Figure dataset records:

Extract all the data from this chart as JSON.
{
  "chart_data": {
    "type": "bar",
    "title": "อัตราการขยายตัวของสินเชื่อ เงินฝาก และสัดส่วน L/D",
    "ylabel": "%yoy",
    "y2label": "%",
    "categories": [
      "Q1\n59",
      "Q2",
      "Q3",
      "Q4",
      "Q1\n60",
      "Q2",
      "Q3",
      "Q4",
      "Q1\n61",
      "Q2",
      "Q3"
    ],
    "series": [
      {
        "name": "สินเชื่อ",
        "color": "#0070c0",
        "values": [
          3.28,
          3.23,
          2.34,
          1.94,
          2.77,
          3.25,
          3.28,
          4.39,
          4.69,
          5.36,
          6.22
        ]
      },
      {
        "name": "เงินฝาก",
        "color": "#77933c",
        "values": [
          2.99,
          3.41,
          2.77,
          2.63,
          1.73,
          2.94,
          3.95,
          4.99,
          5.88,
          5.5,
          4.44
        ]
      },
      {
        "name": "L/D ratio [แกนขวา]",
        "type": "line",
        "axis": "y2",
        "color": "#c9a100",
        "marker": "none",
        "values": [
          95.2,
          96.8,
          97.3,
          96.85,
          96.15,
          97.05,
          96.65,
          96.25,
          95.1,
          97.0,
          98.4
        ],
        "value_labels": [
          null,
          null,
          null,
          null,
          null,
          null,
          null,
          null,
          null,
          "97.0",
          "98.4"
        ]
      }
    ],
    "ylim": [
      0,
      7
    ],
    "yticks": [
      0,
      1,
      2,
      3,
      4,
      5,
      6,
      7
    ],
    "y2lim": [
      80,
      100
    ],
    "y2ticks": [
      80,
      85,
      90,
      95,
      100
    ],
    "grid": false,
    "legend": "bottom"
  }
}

▸ TASK PROMPT
Your task is to report how many lines of the material include the string "นฝาก". Give the number and no other words.

▸ TASK RESULT
2